** START OF PROVIDED INFORMATION **
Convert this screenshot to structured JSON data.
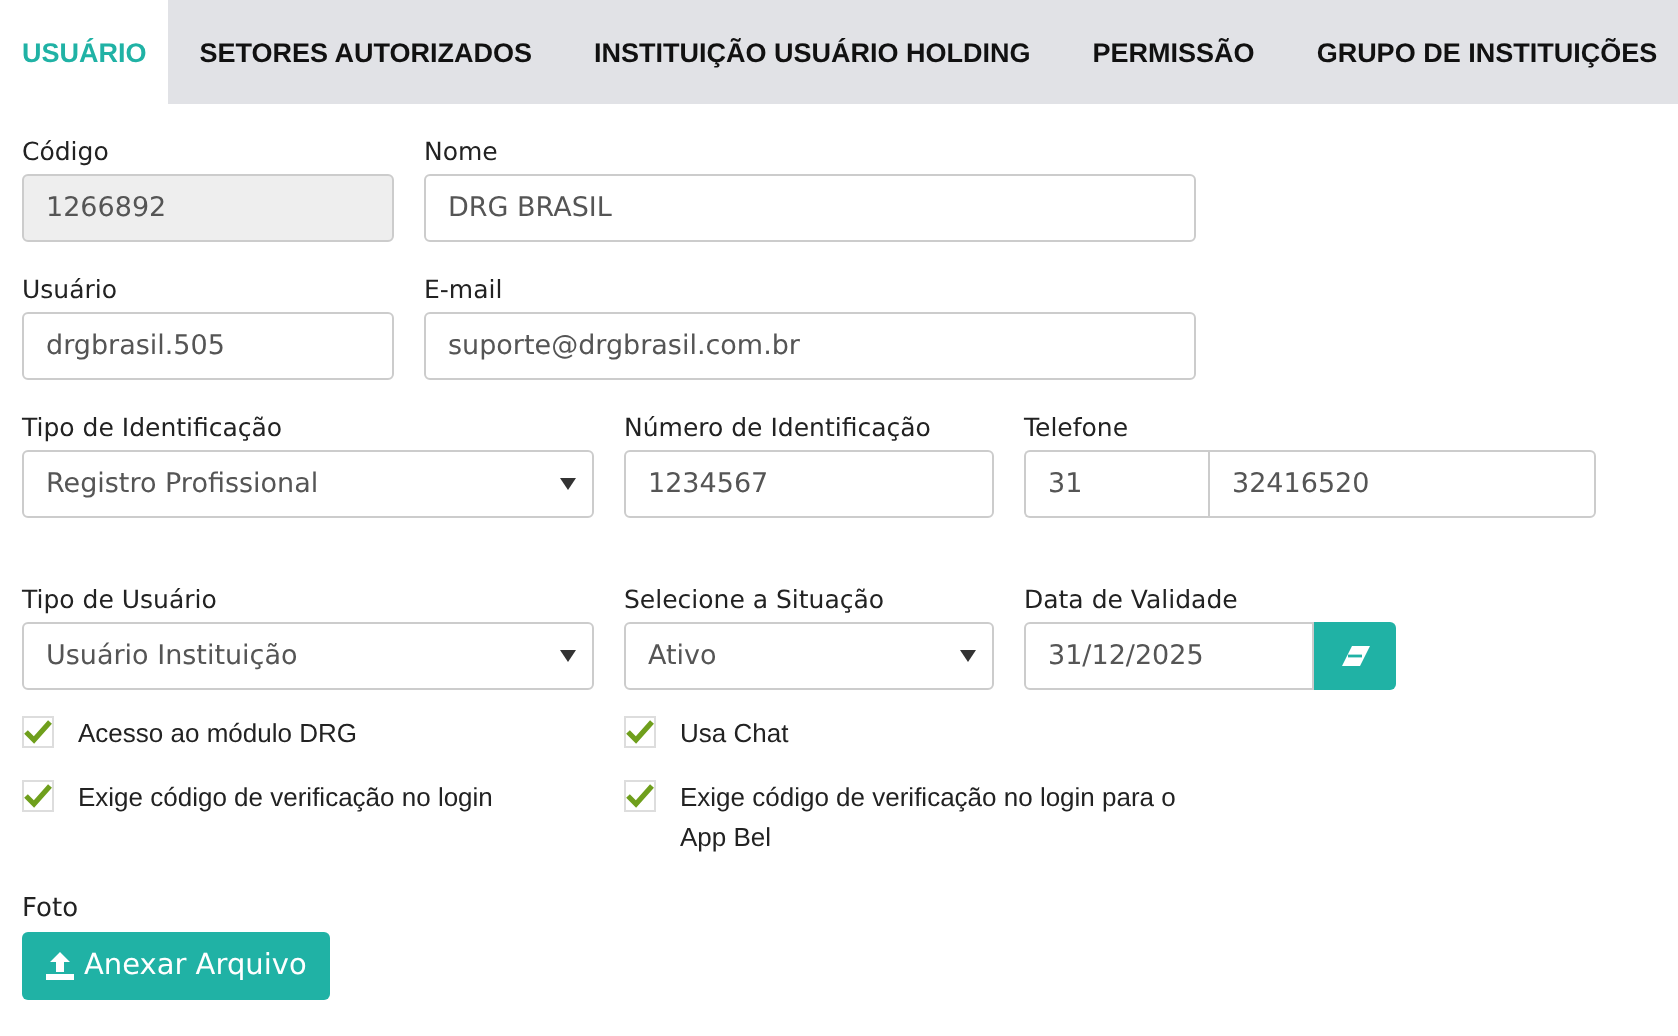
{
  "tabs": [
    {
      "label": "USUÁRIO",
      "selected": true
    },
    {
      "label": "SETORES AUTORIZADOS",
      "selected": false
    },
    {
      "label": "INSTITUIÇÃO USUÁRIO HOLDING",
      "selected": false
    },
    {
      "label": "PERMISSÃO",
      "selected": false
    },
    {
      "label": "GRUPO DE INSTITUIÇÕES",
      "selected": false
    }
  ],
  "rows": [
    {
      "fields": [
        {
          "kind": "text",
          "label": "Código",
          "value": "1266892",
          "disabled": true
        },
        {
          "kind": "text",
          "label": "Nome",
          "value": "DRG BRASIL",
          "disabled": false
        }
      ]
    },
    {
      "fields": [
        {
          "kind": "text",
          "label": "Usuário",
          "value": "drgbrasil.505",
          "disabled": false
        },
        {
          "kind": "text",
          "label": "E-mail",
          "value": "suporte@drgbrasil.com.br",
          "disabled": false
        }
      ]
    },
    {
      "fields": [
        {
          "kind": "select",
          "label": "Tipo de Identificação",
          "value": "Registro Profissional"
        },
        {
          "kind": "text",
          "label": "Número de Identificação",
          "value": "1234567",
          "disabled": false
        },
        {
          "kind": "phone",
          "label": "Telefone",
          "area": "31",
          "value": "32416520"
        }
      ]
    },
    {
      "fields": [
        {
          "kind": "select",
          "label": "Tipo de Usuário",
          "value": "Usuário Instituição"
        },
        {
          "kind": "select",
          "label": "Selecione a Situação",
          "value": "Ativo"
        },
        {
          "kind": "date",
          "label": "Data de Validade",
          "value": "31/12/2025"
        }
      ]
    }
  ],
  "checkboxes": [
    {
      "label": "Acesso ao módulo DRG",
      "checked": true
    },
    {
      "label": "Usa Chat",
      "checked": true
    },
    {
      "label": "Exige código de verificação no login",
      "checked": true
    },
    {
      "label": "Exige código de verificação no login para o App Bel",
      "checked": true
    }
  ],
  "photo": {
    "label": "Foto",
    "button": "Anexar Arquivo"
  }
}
** END OF PROVIDED INFORMATION **
- _GIVEN TASK_
Give the material again exactly as it is, but keep the pictures out.

- _IN RESPONSE_
Convert this screenshot to structured JSON data.
{
  "tabs": [
    {
      "label": "USUÁRIO",
      "selected": true
    },
    {
      "label": "SETORES AUTORIZADOS",
      "selected": false
    },
    {
      "label": "INSTITUIÇÃO USUÁRIO HOLDING",
      "selected": false
    },
    {
      "label": "PERMISSÃO",
      "selected": false
    },
    {
      "label": "GRUPO DE INSTITUIÇÕES",
      "selected": false
    }
  ],
  "rows": [
    {
      "fields": [
        {
          "kind": "text",
          "label": "Código",
          "value": "1266892",
          "disabled": true
        },
        {
          "kind": "text",
          "label": "Nome",
          "value": "DRG BRASIL",
          "disabled": false
        }
      ]
    },
    {
      "fields": [
        {
          "kind": "text",
          "label": "Usuário",
          "value": "drgbrasil.505",
          "disabled": false
        },
        {
          "kind": "text",
          "label": "E-mail",
          "value": "suporte@drgbrasil.com.br",
          "disabled": false
        }
      ]
    },
    {
      "fields": [
        {
          "kind": "select",
          "label": "Tipo de Identificação",
          "value": "Registro Profissional"
        },
        {
          "kind": "text",
          "label": "Número de Identificação",
          "value": "1234567",
          "disabled": false
        },
        {
          "kind": "phone",
          "label": "Telefone",
          "area": "31",
          "value": "32416520"
        }
      ]
    },
    {
      "fields": [
        {
          "kind": "select",
          "label": "Tipo de Usuário",
          "value": "Usuário Instituição"
        },
        {
          "kind": "select",
          "label": "Selecione a Situação",
          "value": "Ativo"
        },
        {
          "kind": "date",
          "label": "Data de Validade",
          "value": "31/12/2025"
        }
      ]
    }
  ],
  "checkboxes": [
    {
      "label": "Acesso ao módulo DRG",
      "checked": true
    },
    {
      "label": "Usa Chat",
      "checked": true
    },
    {
      "label": "Exige código de verificação no login",
      "checked": true
    },
    {
      "label": "Exige código de verificação no login para o App Bel",
      "checked": true
    }
  ],
  "photo": {
    "label": "Foto",
    "button": "Anexar Arquivo"
  }
}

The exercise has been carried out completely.